> Exercise goal
In the listing, from its first line through the line containing "file-list-scrollbar[interactable]: [1272, 137, 1280, 687]", change "separator" to "divider" and reproduce those lines with nothing else altered.
** start of Available records **
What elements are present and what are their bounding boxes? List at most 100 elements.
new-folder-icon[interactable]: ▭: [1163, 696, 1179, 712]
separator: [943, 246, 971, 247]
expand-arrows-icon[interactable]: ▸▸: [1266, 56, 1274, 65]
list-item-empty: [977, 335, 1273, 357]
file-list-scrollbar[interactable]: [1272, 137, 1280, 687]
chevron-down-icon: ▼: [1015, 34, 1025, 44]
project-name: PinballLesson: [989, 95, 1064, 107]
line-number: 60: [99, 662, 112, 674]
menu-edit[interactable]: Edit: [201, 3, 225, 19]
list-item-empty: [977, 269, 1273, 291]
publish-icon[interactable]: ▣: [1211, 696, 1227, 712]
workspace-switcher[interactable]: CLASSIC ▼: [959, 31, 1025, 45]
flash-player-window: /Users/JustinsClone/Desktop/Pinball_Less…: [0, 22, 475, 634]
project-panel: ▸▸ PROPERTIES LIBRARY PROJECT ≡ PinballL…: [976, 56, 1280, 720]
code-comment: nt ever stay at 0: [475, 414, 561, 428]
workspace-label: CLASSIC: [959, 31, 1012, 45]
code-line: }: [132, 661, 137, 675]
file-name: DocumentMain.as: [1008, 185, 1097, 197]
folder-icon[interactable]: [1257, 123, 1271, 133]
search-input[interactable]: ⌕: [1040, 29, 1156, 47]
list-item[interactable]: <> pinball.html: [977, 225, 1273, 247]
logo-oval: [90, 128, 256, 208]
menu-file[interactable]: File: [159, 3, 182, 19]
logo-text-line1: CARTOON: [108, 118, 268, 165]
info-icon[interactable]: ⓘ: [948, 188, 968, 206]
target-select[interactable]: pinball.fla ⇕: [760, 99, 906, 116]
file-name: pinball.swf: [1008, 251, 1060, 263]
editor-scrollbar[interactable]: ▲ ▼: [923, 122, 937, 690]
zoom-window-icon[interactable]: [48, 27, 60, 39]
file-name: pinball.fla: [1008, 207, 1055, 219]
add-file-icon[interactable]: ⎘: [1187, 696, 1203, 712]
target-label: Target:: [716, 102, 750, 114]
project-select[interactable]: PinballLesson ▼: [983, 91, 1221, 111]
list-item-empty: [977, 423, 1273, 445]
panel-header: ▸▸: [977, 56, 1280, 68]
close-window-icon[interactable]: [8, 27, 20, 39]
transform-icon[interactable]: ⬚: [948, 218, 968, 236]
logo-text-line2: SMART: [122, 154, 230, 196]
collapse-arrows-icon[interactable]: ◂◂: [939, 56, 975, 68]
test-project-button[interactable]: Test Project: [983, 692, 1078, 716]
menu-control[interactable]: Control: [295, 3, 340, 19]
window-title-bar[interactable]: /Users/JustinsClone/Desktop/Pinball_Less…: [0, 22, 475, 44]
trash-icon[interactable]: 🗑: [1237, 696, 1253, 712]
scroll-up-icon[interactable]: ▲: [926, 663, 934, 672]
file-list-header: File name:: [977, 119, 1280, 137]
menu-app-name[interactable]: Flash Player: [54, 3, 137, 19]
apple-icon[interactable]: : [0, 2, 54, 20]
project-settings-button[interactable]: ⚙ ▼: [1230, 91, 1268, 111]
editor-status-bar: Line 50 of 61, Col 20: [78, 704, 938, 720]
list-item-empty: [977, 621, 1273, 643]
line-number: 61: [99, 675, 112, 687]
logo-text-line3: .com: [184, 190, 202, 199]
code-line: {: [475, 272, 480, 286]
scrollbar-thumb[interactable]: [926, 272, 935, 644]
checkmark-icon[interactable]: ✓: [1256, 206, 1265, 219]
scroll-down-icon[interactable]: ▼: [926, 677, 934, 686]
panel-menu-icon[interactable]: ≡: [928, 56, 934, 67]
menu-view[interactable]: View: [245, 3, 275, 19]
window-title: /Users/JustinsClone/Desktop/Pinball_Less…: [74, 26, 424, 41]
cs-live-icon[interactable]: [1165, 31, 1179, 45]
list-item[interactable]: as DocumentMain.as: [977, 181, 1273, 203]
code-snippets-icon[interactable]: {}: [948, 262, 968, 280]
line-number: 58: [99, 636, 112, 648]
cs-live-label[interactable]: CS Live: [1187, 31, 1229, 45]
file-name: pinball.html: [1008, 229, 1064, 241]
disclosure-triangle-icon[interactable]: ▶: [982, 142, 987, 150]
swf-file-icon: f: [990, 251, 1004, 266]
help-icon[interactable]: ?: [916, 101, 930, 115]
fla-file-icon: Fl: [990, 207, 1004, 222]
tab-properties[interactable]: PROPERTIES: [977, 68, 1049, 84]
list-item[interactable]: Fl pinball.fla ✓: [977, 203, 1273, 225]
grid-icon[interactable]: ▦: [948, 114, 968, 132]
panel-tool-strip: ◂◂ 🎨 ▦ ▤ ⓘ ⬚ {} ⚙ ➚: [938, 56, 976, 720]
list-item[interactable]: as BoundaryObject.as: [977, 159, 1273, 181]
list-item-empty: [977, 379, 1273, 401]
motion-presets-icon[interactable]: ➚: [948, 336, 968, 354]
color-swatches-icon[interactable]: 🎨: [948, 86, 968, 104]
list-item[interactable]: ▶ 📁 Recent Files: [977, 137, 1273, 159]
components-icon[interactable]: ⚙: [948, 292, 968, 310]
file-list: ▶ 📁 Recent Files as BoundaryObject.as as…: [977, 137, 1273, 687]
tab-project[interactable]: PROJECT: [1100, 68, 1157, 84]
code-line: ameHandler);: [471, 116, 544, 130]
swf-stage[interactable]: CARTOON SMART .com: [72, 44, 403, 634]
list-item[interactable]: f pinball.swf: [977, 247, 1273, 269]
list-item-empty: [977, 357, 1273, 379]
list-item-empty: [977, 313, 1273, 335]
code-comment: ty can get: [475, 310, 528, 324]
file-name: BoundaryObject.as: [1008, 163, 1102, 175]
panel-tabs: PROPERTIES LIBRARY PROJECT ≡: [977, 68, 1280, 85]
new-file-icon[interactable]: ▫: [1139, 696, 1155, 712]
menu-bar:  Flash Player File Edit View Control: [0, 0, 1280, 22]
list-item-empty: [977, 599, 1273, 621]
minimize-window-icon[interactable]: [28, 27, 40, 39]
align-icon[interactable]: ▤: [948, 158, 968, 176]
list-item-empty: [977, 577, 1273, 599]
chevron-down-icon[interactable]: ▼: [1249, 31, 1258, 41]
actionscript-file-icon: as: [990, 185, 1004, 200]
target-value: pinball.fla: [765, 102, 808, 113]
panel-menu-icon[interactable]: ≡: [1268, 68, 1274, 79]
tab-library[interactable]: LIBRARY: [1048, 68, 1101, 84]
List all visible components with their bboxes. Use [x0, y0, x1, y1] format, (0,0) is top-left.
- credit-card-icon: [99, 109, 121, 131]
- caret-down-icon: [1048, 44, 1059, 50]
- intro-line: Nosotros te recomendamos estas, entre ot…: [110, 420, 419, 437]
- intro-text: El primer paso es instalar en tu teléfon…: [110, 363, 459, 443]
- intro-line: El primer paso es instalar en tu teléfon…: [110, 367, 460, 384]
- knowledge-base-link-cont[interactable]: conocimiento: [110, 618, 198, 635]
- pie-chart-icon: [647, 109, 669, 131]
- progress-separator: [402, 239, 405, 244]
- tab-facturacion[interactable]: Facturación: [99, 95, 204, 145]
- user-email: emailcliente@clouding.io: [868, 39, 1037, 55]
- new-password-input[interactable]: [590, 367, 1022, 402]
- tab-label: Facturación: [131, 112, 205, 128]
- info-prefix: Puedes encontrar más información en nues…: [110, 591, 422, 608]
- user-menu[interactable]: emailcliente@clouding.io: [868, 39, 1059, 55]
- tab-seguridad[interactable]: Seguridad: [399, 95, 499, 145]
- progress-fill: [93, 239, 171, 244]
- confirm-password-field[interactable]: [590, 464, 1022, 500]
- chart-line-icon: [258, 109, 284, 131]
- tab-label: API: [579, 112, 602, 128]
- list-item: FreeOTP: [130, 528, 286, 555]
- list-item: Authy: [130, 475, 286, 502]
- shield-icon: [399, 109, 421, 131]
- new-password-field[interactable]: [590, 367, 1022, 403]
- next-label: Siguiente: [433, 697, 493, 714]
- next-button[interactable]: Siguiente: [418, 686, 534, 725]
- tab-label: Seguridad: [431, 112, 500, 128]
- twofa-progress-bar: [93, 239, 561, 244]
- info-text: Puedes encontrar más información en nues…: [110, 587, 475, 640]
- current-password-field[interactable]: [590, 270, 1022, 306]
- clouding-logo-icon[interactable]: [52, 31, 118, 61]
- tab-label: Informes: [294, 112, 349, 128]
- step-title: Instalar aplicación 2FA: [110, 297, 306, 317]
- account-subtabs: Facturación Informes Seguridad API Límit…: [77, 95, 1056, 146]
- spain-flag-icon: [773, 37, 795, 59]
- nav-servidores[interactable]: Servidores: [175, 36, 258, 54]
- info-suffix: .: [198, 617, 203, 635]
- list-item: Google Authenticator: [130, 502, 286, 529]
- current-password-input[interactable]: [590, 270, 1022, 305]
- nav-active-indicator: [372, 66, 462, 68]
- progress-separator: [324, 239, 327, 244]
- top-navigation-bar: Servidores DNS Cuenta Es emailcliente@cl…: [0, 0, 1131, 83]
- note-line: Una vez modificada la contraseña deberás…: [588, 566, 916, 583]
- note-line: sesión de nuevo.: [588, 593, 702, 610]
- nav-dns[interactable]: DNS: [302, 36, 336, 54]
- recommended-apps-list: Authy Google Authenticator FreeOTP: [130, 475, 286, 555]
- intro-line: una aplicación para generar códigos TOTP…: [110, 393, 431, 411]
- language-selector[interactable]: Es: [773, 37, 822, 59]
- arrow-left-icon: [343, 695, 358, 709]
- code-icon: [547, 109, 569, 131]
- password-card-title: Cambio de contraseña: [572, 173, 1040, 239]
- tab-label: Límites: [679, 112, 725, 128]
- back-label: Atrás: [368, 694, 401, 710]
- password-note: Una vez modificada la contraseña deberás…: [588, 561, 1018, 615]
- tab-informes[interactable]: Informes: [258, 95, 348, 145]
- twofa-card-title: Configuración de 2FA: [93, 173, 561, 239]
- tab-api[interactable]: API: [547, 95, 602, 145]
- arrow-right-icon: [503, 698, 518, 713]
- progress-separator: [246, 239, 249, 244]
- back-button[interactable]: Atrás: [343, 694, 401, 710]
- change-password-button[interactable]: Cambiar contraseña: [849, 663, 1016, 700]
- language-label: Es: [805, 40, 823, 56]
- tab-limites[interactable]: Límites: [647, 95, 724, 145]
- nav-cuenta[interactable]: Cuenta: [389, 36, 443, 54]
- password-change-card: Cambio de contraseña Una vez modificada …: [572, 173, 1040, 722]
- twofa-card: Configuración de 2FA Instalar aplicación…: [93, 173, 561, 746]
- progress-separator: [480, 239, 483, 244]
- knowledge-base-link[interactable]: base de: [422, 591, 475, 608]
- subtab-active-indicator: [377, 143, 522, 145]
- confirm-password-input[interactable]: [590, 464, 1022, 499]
** end of Available records **
> Task result
What elements are present and what are their bounding boxes? List at most 100 elements.
new-folder-icon[interactable]: ▭: [1163, 696, 1179, 712]
divider: [943, 246, 971, 247]
expand-arrows-icon[interactable]: ▸▸: [1266, 56, 1274, 65]
list-item-empty: [977, 335, 1273, 357]
file-list-scrollbar[interactable]: [1272, 137, 1280, 687]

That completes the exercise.